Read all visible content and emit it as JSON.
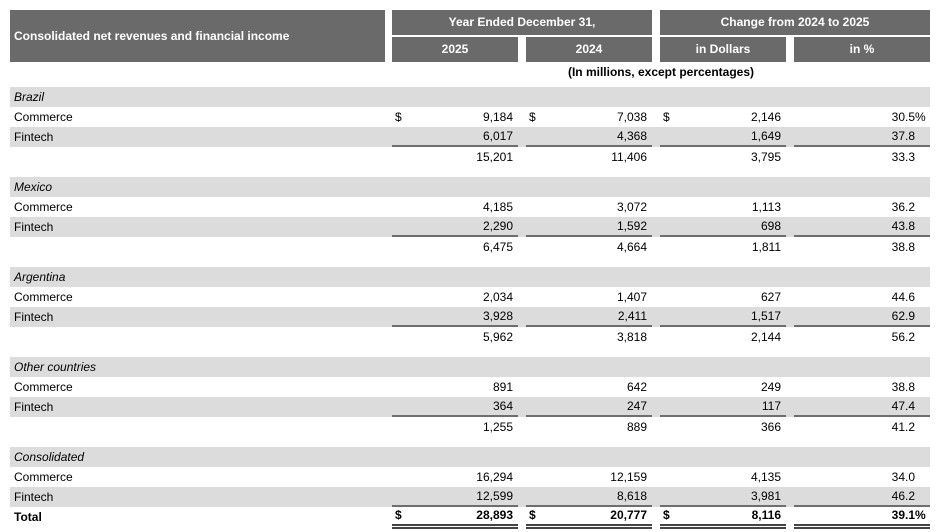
{
  "table": {
    "title": "Consolidated net revenues and financial income",
    "subtitle": "(In millions, except percentages)",
    "col_groups": [
      {
        "label": "Year Ended December 31,",
        "cols": [
          "2025",
          "2024"
        ]
      },
      {
        "label": "Change from 2024 to 2025",
        "cols": [
          "in Dollars",
          "in %"
        ]
      }
    ],
    "sections": [
      {
        "name": "Brazil",
        "rows": [
          {
            "label": "Commerce",
            "cur": "$",
            "v2025": "9,184",
            "v2024": "7,038",
            "chg": "2,146",
            "pct": "30.5",
            "pctsign": "%"
          },
          {
            "label": "Fintech",
            "v2025": "6,017",
            "v2024": "4,368",
            "chg": "1,649",
            "pct": "37.8"
          }
        ],
        "subtotal": {
          "v2025": "15,201",
          "v2024": "11,406",
          "chg": "3,795",
          "pct": "33.3"
        }
      },
      {
        "name": "Mexico",
        "rows": [
          {
            "label": "Commerce",
            "v2025": "4,185",
            "v2024": "3,072",
            "chg": "1,113",
            "pct": "36.2"
          },
          {
            "label": "Fintech",
            "v2025": "2,290",
            "v2024": "1,592",
            "chg": "698",
            "pct": "43.8"
          }
        ],
        "subtotal": {
          "v2025": "6,475",
          "v2024": "4,664",
          "chg": "1,811",
          "pct": "38.8"
        }
      },
      {
        "name": "Argentina",
        "rows": [
          {
            "label": "Commerce",
            "v2025": "2,034",
            "v2024": "1,407",
            "chg": "627",
            "pct": "44.6"
          },
          {
            "label": "Fintech",
            "v2025": "3,928",
            "v2024": "2,411",
            "chg": "1,517",
            "pct": "62.9"
          }
        ],
        "subtotal": {
          "v2025": "5,962",
          "v2024": "3,818",
          "chg": "2,144",
          "pct": "56.2"
        }
      },
      {
        "name": "Other countries",
        "rows": [
          {
            "label": "Commerce",
            "v2025": "891",
            "v2024": "642",
            "chg": "249",
            "pct": "38.8"
          },
          {
            "label": "Fintech",
            "v2025": "364",
            "v2024": "247",
            "chg": "117",
            "pct": "47.4"
          }
        ],
        "subtotal": {
          "v2025": "1,255",
          "v2024": "889",
          "chg": "366",
          "pct": "41.2"
        }
      },
      {
        "name": "Consolidated",
        "rows": [
          {
            "label": "Commerce",
            "v2025": "16,294",
            "v2024": "12,159",
            "chg": "4,135",
            "pct": "34.0"
          },
          {
            "label": "Fintech",
            "v2025": "12,599",
            "v2024": "8,618",
            "chg": "3,981",
            "pct": "46.2"
          }
        ]
      }
    ],
    "total": {
      "label": "Total",
      "cur": "$",
      "v2025": "28,893",
      "v2024": "20,777",
      "chg": "8,116",
      "pct": "39.1",
      "pctsign": "%"
    },
    "colors": {
      "header_bg": "#6a6a6a",
      "stripe_bg": "#dcdcdc",
      "rule": "#6e6e6e",
      "total_rule": "#454545"
    }
  }
}
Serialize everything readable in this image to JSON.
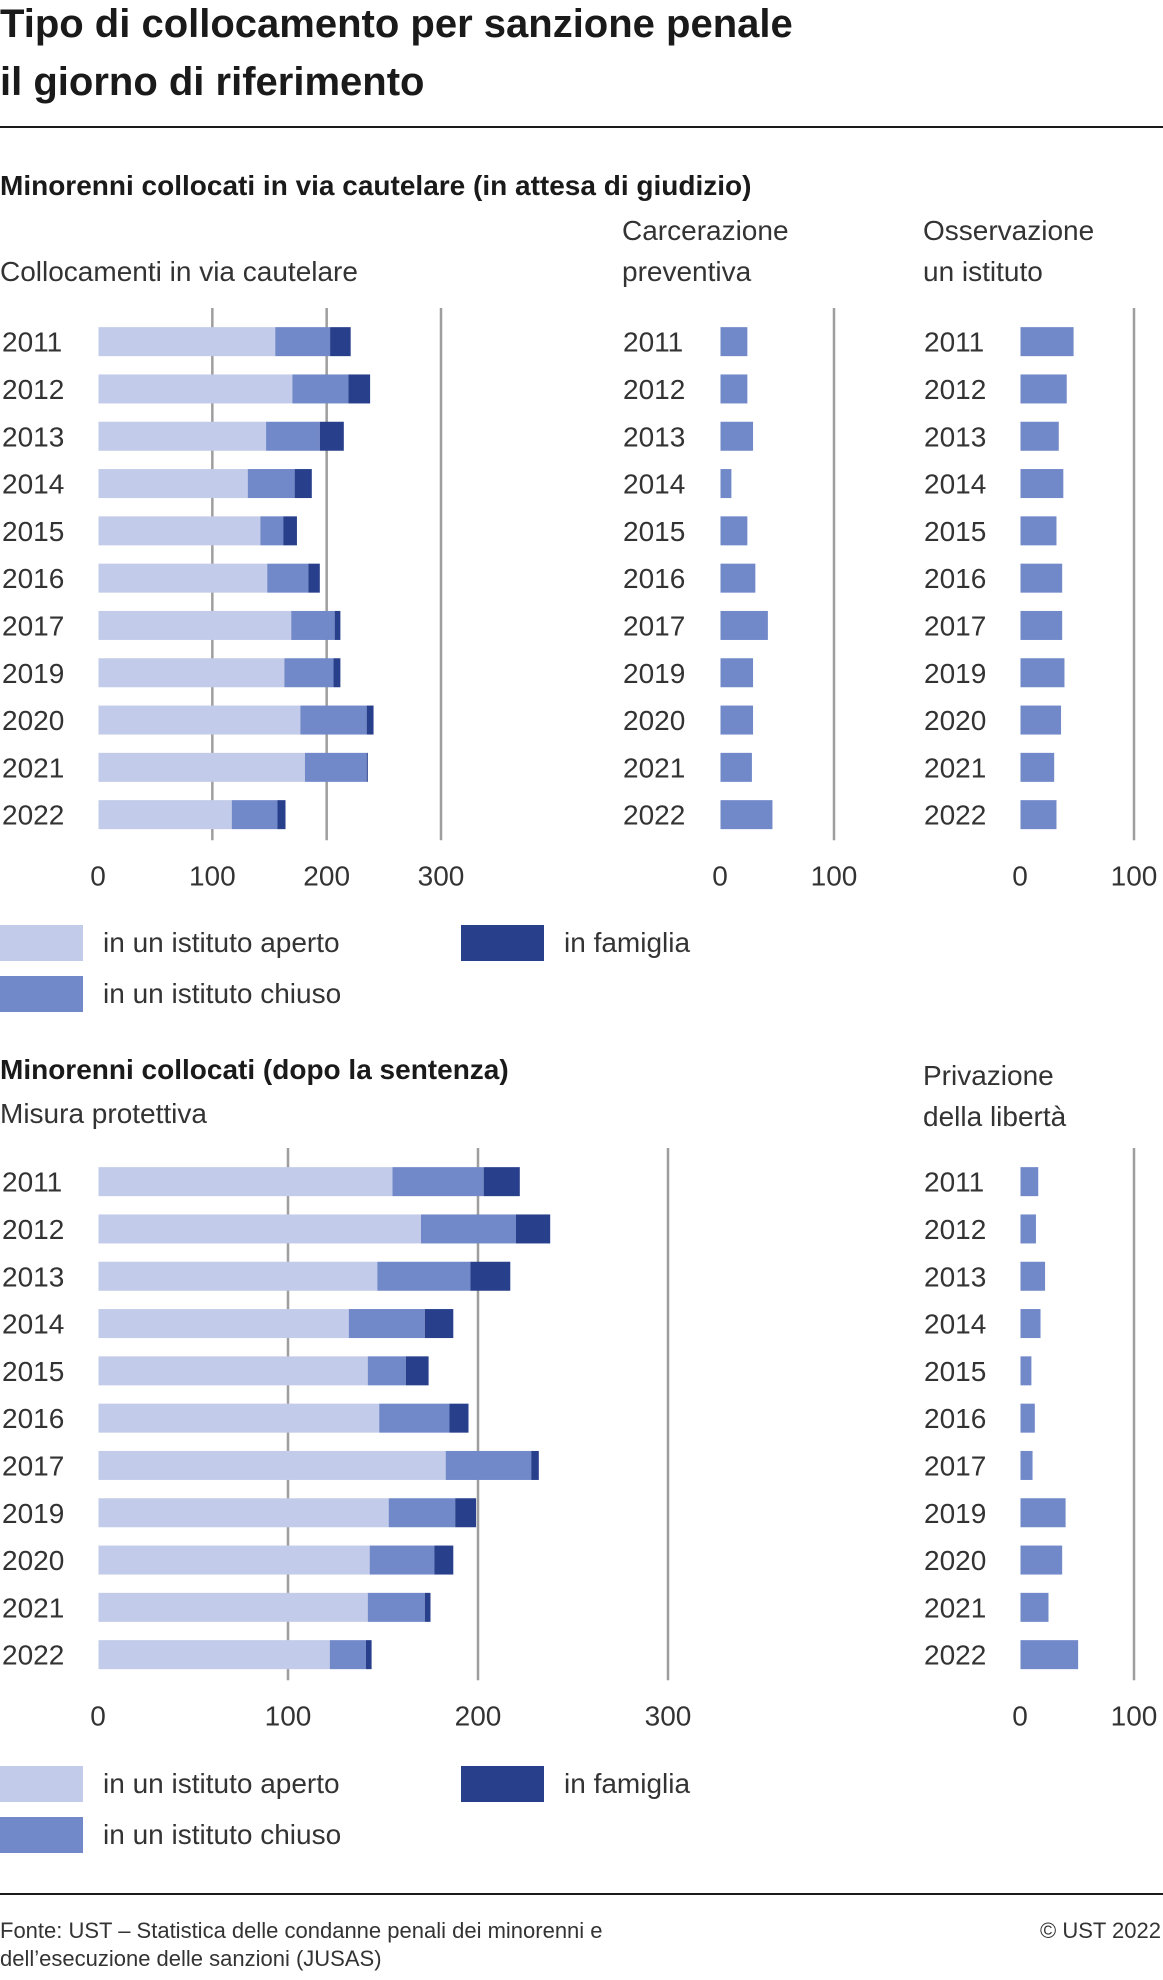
{
  "title": {
    "line1": "Tipo di collocamento per sanzione penale",
    "line2": "il giorno di riferimento"
  },
  "colors": {
    "aperto": "#c2cbe9",
    "chiuso": "#7189c9",
    "famiglia": "#283f8c",
    "gridline": "#9e9e9e",
    "text": "#333333"
  },
  "section1": {
    "title": "Minorenni collocati in via cautelare (in attesa di giudizio)",
    "legend": {
      "aperto": "in un istituto aperto",
      "chiuso": "in un istituto chiuso",
      "famiglia": "in famiglia"
    }
  },
  "section2": {
    "title": "Minorenni collocati (dopo la sentenza)",
    "legend": {
      "aperto": "in un istituto aperto",
      "chiuso": "in un istituto chiuso",
      "famiglia": "in famiglia"
    }
  },
  "chart_data": [
    {
      "id": "cautelare",
      "type": "bar",
      "orientation": "horizontal",
      "stacked": true,
      "title_lines": [
        "Collocamenti in via cautelare"
      ],
      "categories": [
        "2011",
        "2012",
        "2013",
        "2014",
        "2015",
        "2016",
        "2017",
        "2019",
        "2020",
        "2021",
        "2022"
      ],
      "xlim": [
        0,
        300
      ],
      "xticks": [
        0,
        100,
        200,
        300
      ],
      "grid": true,
      "series": [
        {
          "name": "in un istituto aperto",
          "color": "#c2cbe9",
          "values": [
            155,
            170,
            147,
            131,
            142,
            148,
            169,
            163,
            177,
            181,
            117
          ]
        },
        {
          "name": "in un istituto chiuso",
          "color": "#7189c9",
          "values": [
            48,
            49,
            47,
            41,
            20,
            36,
            38,
            43,
            58,
            54,
            40
          ]
        },
        {
          "name": "in famiglia",
          "color": "#283f8c",
          "values": [
            18,
            19,
            21,
            15,
            12,
            10,
            5,
            6,
            6,
            1,
            7
          ]
        }
      ]
    },
    {
      "id": "carcerazione",
      "type": "bar",
      "orientation": "horizontal",
      "title_lines": [
        "Carcerazione",
        "preventiva"
      ],
      "categories": [
        "2011",
        "2012",
        "2013",
        "2014",
        "2015",
        "2016",
        "2017",
        "2019",
        "2020",
        "2021",
        "2022"
      ],
      "xlim": [
        0,
        100
      ],
      "xticks": [
        0,
        100
      ],
      "grid": true,
      "series": [
        {
          "name": "",
          "color": "#7189c9",
          "values": [
            24,
            24,
            29,
            10,
            24,
            31,
            42,
            29,
            29,
            28,
            46
          ]
        }
      ]
    },
    {
      "id": "osservazione",
      "type": "bar",
      "orientation": "horizontal",
      "title_lines": [
        "Osservazione",
        "un istituto"
      ],
      "categories": [
        "2011",
        "2012",
        "2013",
        "2014",
        "2015",
        "2016",
        "2017",
        "2019",
        "2020",
        "2021",
        "2022"
      ],
      "xlim": [
        0,
        100
      ],
      "xticks": [
        0,
        100
      ],
      "grid": true,
      "series": [
        {
          "name": "",
          "color": "#7189c9",
          "values": [
            47,
            41,
            34,
            38,
            32,
            37,
            37,
            39,
            36,
            30,
            32
          ]
        }
      ]
    },
    {
      "id": "protettiva",
      "type": "bar",
      "orientation": "horizontal",
      "stacked": true,
      "title_lines": [
        "Misura protettiva"
      ],
      "categories": [
        "2011",
        "2012",
        "2013",
        "2014",
        "2015",
        "2016",
        "2017",
        "2019",
        "2020",
        "2021",
        "2022"
      ],
      "xlim": [
        0,
        300
      ],
      "xticks": [
        0,
        100,
        200,
        300
      ],
      "grid": true,
      "series": [
        {
          "name": "in un istituto aperto",
          "color": "#c2cbe9",
          "values": [
            155,
            170,
            147,
            132,
            142,
            148,
            183,
            153,
            143,
            142,
            122
          ]
        },
        {
          "name": "in un istituto chiuso",
          "color": "#7189c9",
          "values": [
            48,
            50,
            49,
            40,
            20,
            37,
            45,
            35,
            34,
            30,
            19
          ]
        },
        {
          "name": "in famiglia",
          "color": "#283f8c",
          "values": [
            19,
            18,
            21,
            15,
            12,
            10,
            4,
            11,
            10,
            3,
            3
          ]
        }
      ]
    },
    {
      "id": "privazione",
      "type": "bar",
      "orientation": "horizontal",
      "title_lines": [
        "Privazione",
        "della libertà"
      ],
      "categories": [
        "2011",
        "2012",
        "2013",
        "2014",
        "2015",
        "2016",
        "2017",
        "2019",
        "2020",
        "2021",
        "2022"
      ],
      "xlim": [
        0,
        100
      ],
      "xticks": [
        0,
        100
      ],
      "grid": true,
      "series": [
        {
          "name": "",
          "color": "#7189c9",
          "values": [
            16,
            14,
            22,
            18,
            10,
            13,
            11,
            40,
            37,
            25,
            51
          ]
        }
      ]
    }
  ],
  "footer": {
    "source_line1": "Fonte: UST – Statistica delle condanne penali dei minorenni e",
    "source_line2": "dell’esecuzione delle sanzioni (JUSAS)",
    "copyright": "© UST 2022"
  }
}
★ ★ ★
▶ [WHAT IS EXPECTED] Find the lines containing "delle" and list every one of them.

▶ [COMPLETED EXERCISE]
    "source_line1": "Fonte: UST – Statistica delle condanne penali dei minorenni e",
    "source_line2": "dell’esecuzione delle sanzioni (JUSAS)",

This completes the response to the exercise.